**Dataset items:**
● ● ● ● ●

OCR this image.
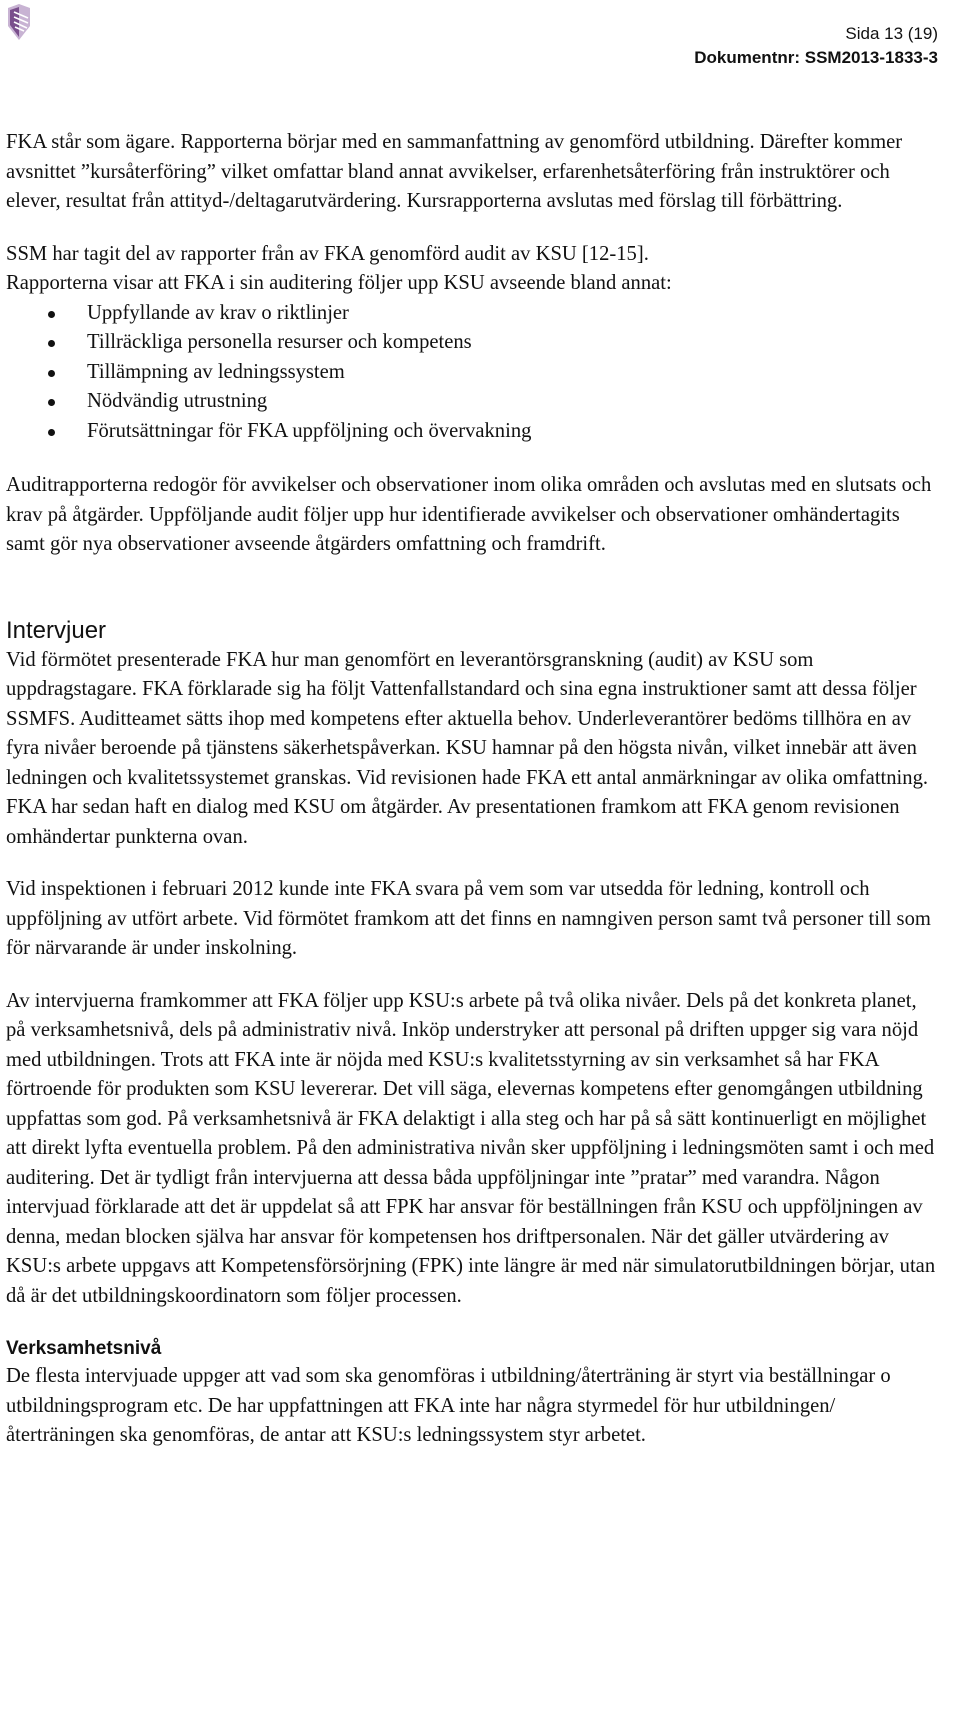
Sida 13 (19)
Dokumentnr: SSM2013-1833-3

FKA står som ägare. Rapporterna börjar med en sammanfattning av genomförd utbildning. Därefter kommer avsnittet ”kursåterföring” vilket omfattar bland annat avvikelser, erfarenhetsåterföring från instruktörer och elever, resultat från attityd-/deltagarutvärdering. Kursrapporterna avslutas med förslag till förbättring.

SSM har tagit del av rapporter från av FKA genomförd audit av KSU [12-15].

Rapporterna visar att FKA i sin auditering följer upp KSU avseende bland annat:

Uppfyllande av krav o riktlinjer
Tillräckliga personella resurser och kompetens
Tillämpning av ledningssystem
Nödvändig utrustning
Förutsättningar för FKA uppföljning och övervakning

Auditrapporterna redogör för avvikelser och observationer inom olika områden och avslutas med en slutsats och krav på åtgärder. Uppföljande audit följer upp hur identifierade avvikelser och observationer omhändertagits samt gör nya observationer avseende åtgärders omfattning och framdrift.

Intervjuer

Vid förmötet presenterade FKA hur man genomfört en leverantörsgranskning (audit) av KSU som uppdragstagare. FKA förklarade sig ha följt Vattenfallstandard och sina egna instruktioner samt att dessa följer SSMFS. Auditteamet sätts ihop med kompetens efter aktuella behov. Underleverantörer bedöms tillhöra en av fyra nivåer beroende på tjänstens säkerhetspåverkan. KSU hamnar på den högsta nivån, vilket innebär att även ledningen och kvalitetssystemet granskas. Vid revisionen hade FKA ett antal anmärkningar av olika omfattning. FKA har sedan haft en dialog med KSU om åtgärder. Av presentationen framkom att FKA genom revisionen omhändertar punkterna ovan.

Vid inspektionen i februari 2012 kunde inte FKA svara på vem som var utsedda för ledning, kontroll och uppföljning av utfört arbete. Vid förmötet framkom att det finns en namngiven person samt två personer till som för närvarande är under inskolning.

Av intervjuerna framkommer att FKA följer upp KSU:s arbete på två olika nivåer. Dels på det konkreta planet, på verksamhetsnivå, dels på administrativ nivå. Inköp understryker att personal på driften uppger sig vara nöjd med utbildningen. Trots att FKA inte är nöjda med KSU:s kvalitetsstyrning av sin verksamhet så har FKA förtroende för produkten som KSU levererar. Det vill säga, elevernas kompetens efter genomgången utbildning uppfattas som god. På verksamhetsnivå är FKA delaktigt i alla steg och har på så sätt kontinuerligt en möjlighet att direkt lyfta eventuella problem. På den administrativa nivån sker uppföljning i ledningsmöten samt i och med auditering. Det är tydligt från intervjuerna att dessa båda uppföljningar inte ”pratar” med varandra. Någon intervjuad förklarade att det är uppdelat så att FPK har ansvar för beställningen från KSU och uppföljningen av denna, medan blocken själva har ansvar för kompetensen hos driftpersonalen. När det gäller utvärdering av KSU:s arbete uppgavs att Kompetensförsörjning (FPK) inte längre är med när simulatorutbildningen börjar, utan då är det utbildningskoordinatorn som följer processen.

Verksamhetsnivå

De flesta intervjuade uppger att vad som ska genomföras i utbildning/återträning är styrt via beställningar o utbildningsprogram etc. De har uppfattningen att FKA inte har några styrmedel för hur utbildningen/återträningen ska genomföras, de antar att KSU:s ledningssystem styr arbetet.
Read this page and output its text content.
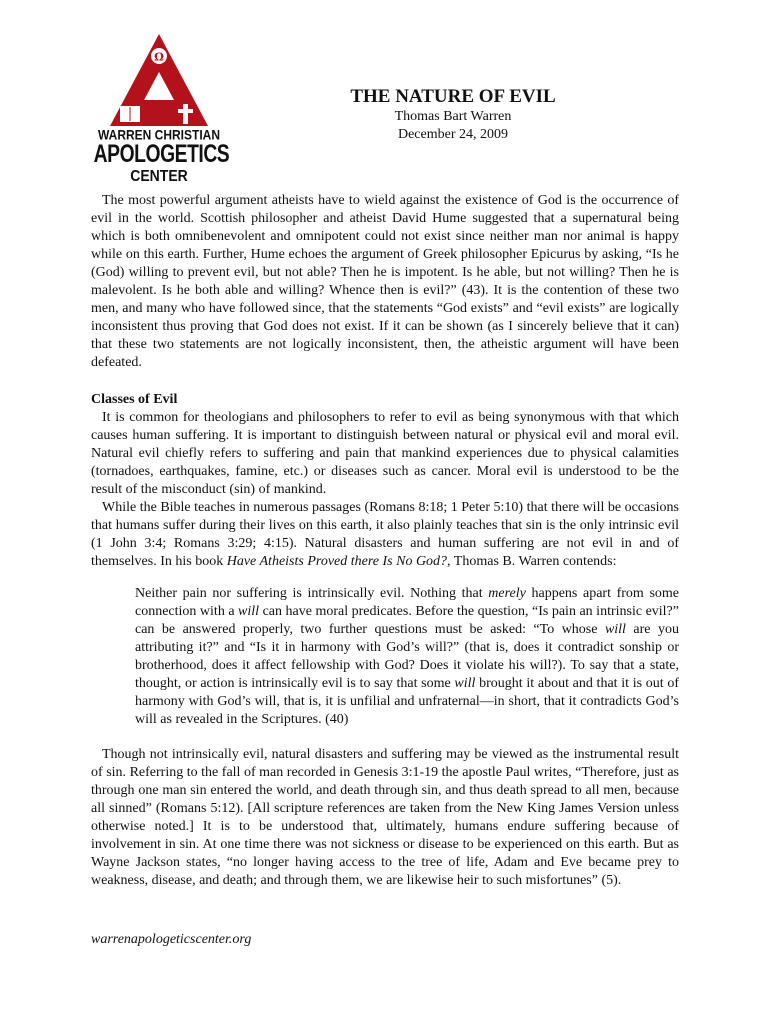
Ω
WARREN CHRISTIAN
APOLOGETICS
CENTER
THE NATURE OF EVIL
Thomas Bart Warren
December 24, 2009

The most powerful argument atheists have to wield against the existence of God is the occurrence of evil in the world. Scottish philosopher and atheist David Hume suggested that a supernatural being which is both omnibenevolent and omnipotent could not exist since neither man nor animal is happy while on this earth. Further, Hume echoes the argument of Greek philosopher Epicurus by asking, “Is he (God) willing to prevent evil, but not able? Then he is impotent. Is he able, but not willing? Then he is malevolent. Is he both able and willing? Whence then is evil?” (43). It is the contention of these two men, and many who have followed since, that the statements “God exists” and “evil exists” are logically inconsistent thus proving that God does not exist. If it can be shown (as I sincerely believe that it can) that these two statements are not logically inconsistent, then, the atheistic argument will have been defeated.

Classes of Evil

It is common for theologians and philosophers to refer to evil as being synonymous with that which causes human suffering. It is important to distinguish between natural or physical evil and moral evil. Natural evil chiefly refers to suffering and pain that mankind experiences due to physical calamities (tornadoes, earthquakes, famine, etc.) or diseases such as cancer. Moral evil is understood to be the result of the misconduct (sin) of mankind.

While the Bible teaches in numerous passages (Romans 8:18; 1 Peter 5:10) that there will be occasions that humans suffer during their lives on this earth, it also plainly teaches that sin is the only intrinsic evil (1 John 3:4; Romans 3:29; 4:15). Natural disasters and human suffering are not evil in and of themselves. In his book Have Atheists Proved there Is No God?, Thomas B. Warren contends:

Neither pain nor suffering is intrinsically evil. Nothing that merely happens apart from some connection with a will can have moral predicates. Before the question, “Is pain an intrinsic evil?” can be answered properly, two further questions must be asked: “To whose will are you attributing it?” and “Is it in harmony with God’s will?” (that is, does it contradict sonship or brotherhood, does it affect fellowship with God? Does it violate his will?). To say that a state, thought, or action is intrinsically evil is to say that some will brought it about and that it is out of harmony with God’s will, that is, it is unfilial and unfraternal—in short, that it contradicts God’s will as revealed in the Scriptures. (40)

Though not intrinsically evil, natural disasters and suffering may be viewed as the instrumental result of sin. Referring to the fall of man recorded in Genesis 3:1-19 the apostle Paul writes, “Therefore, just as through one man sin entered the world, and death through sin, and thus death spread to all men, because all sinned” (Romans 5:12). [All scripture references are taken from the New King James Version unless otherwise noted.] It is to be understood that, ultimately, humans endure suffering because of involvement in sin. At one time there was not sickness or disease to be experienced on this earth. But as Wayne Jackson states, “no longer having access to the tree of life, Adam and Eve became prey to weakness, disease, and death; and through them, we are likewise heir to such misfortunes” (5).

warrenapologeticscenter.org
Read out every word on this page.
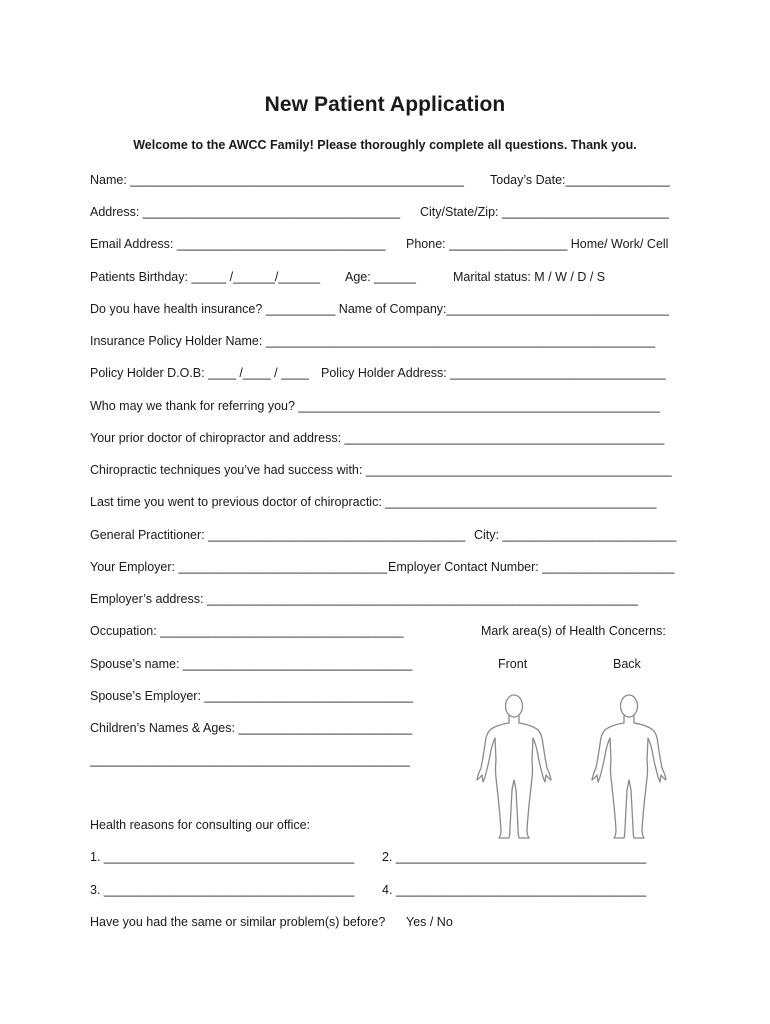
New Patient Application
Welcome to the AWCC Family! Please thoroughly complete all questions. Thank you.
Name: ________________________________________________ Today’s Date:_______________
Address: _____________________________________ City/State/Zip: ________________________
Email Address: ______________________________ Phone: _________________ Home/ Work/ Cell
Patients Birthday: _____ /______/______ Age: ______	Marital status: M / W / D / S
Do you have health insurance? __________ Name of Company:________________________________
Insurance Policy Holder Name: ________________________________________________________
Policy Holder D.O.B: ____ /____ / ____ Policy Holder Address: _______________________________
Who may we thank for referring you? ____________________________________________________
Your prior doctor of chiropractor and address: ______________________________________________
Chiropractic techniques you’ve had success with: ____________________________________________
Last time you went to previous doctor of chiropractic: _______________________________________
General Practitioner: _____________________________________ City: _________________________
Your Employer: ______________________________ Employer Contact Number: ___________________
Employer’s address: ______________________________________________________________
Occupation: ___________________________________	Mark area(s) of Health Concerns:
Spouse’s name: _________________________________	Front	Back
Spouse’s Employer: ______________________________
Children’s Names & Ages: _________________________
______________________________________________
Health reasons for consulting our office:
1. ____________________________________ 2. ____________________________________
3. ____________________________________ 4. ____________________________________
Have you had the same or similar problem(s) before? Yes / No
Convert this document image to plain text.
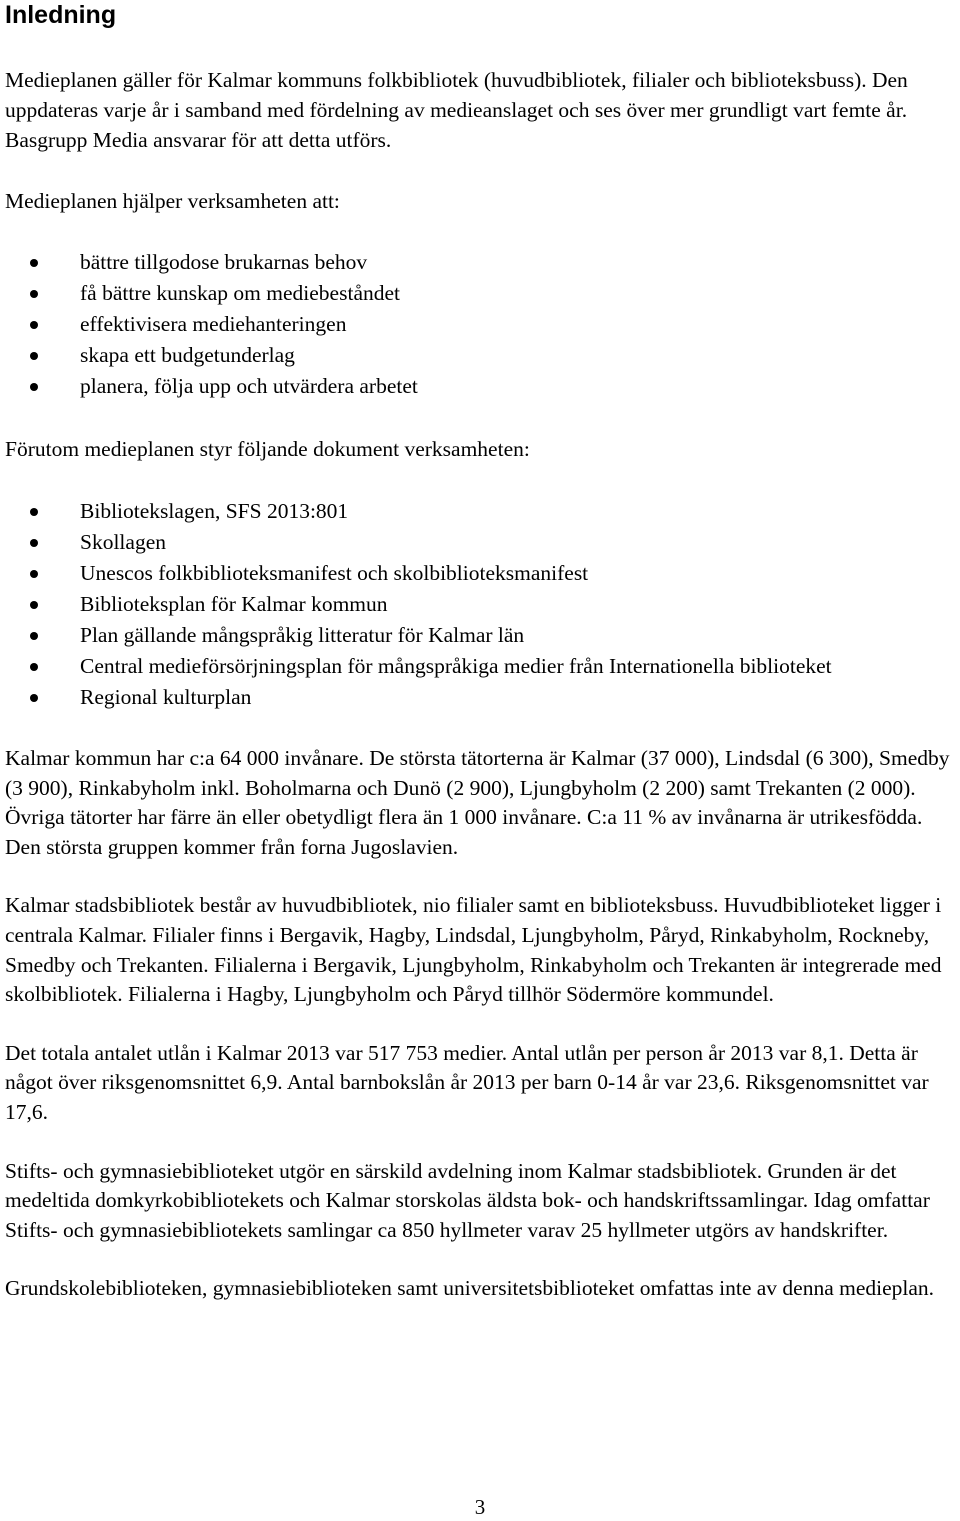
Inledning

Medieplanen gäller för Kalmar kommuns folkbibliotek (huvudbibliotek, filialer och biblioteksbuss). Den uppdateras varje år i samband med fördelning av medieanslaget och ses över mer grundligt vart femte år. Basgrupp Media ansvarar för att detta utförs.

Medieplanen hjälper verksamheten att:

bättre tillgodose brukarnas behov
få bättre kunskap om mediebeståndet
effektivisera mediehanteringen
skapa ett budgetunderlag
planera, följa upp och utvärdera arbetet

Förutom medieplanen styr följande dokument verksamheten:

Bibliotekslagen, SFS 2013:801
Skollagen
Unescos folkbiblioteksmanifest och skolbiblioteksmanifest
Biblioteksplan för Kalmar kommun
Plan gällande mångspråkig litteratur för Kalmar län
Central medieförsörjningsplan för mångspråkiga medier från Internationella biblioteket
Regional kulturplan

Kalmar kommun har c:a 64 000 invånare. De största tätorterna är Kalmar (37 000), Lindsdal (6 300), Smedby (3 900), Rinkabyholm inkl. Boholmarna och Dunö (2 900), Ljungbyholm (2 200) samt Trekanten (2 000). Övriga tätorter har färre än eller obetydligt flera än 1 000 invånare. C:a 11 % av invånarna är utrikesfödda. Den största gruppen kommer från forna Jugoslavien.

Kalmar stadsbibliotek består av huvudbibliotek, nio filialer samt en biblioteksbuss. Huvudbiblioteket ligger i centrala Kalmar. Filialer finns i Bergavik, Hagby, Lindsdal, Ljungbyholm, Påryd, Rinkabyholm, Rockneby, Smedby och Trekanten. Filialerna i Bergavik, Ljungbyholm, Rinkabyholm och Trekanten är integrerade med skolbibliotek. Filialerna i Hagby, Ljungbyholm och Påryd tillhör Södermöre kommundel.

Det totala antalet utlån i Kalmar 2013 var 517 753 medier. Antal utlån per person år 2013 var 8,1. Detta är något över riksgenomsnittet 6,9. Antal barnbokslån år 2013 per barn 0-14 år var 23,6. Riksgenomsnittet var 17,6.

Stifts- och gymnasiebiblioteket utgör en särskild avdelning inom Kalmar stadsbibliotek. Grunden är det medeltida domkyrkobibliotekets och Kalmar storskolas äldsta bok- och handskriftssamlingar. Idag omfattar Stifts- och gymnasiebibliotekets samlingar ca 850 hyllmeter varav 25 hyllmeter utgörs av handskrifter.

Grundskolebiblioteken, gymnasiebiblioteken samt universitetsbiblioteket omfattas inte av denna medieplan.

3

● ● ● ● ●

**Required work:**
Copy out each line of the entries that holds "denna".

**Solution to this exercise:**
Av intervjuerna framkommer att FKA följer upp KSU:s arbete på två olika nivåer. Dels på det konkreta planet, på verksamhetsnivå, dels på administrativ nivå. Inköp understryker att personal på driften uppger sig vara nöjd med utbildningen. Trots att FKA inte är nöjda med KSU:s kvalitetsstyrning av sin verksamhet så har FKA förtroende för produkten som KSU levererar. Det vill säga, elevernas kompetens efter genomgången utbildning uppfattas som god. På verksamhetsnivå är FKA delaktigt i alla steg och har på så sätt kontinuerligt en möjlighet att direkt lyfta eventuella problem. På den administrativa nivån sker uppföljning i ledningsmöten samt i och med auditering. Det är tydligt från intervjuerna att dessa båda uppföljningar inte ”pratar” med varandra. Någon intervjuad förklarade att det är uppdelat så att FPK har ansvar för beställningen från KSU och uppföljningen av denna, medan blocken själva har ansvar för kompetensen hos driftpersonalen. När det gäller utvärdering av KSU:s arbete uppgavs att Kompetensförsörjning (FPK) inte längre är med när simulatorutbildningen börjar, utan då är det utbildningskoordinatorn som följer processen.
Grundskolebiblioteken, gymnasiebiblioteken samt universitetsbiblioteket omfattas inte av denna medieplan.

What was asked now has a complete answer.